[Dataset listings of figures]

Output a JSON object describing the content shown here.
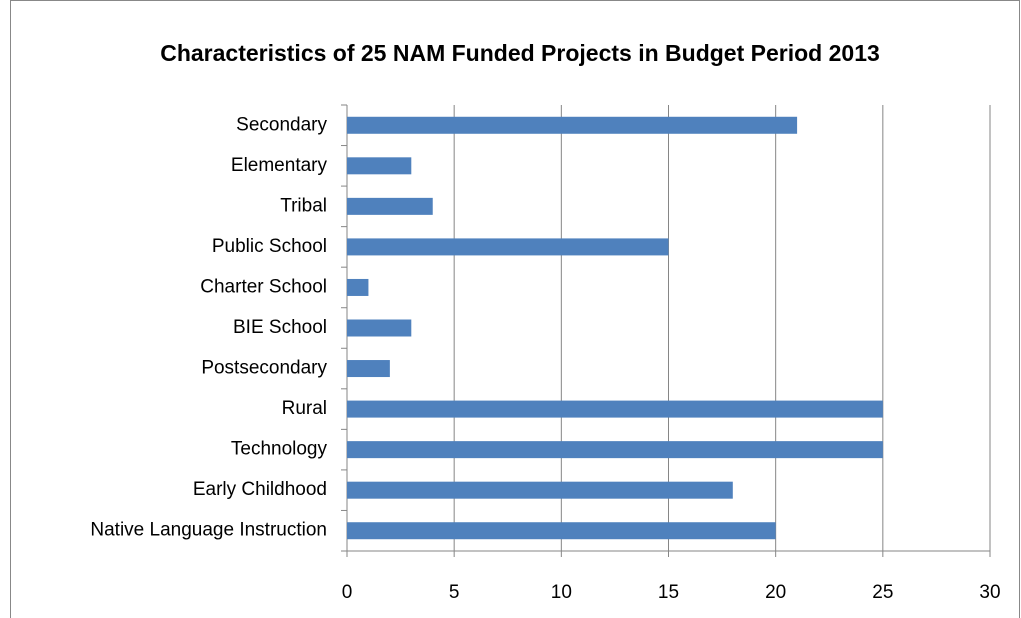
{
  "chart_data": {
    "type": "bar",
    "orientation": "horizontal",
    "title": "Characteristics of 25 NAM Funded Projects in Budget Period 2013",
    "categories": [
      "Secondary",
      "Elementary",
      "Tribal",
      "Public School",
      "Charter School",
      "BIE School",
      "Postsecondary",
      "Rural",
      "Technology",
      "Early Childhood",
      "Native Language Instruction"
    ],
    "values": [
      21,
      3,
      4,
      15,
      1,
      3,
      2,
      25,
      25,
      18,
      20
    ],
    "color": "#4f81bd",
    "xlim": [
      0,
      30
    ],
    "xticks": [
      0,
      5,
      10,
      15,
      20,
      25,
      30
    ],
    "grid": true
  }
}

Directions for this task> Check every line of the records above for the string "School" and say how many contain it, giving the number alone.

Final result> 3